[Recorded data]
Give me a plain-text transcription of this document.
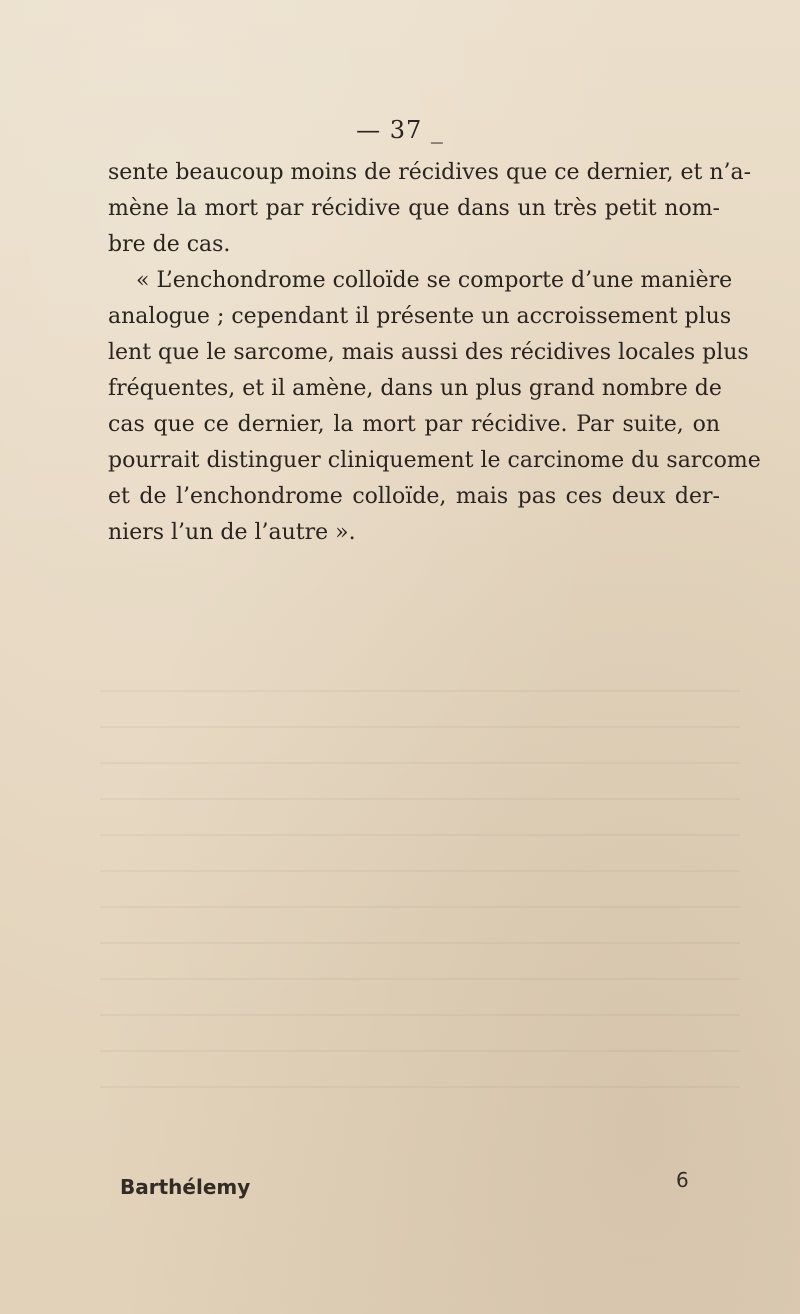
— 37 _
sente beaucoup moins de récidives que ce dernier, et n’a-
mène la mort par récidive que dans un très petit nom-
bre de cas.
« L’enchondrome colloïde se comporte d’une manière
analogue ; cependant il présente un accroissement plus
lent que le sarcome, mais aussi des récidives locales plus
fréquentes, et il amène, dans un plus grand nombre de
cas que ce dernier, la mort par récidive. Par suite, on
pourrait distinguer cliniquement le carcinome du sarcome
et de l’enchondrome colloïde, mais pas ces deux der-
niers l’un de l’autre ».
Barthélemy	6
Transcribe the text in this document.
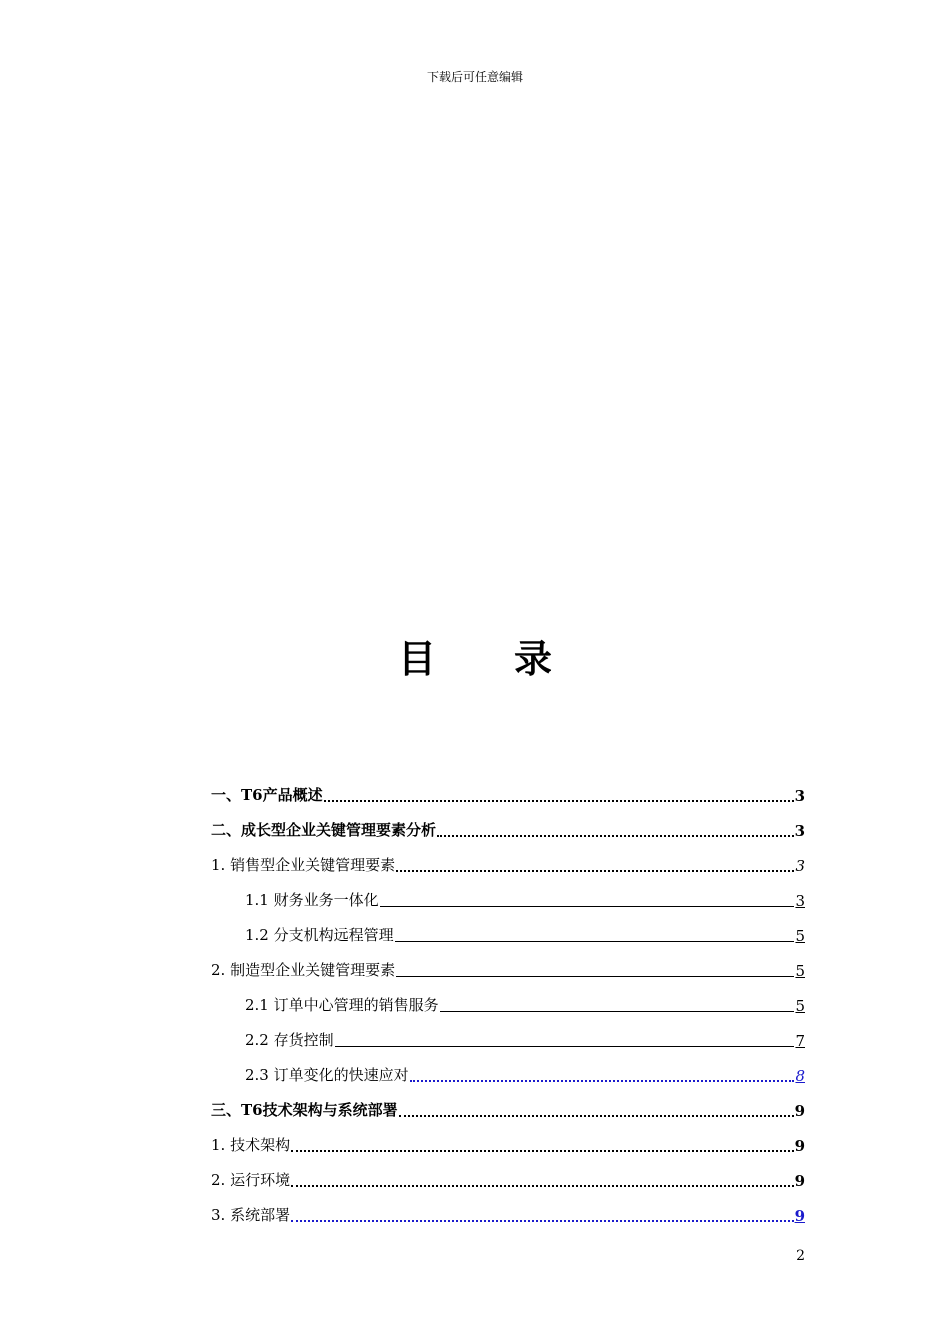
下载后可任意编辑
目 录
一、T6产品概述	3
二、成长型企业关键管理要素分析	3
1. 销售型企业关键管理要素	3
1.1 财务业务一体化	3
1.2 分支机构远程管理	5
2. 制造型企业关键管理要素	5
2.1 订单中心管理的销售服务	5
2.2 存货控制	7
2.3 订单变化的快速应对	8
三、T6技术架构与系统部署	9
1. 技术架构	9
2. 运行环境	9
3. 系统部署	9
2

**What to work on:** Pictures in the records should not appear in your copy, but everything else must be transcribed exactly.

**Full response:**
Give me a plain-text transcription of this document.
— 37 _
sente beaucoup moins de récidives que ce dernier, et n’a-
mène la mort par récidive que dans un très petit nom-
bre de cas.
« L’enchondrome colloïde se comporte d’une manière
analogue ; cependant il présente un accroissement plus
lent que le sarcome, mais aussi des récidives locales plus
fréquentes, et il amène, dans un plus grand nombre de
cas que ce dernier, la mort par récidive. Par suite, on
pourrait distinguer cliniquement le carcinome du sarcome
et de l’enchondrome colloïde, mais pas ces deux der-
niers l’un de l’autre ».
Barthélemy	6
Transcribe the text in this document.
下载后可任意编辑
目 录
一、T6产品概述	3
二、成长型企业关键管理要素分析	3
1. 销售型企业关键管理要素	3
1.1 财务业务一体化	3
1.2 分支机构远程管理	5
2. 制造型企业关键管理要素	5
2.1 订单中心管理的销售服务	5
2.2 存货控制	7
2.3 订单变化的快速应对	8
三、T6技术架构与系统部署	9
1. 技术架构	9
2. 运行环境	9
3. 系统部署	9
2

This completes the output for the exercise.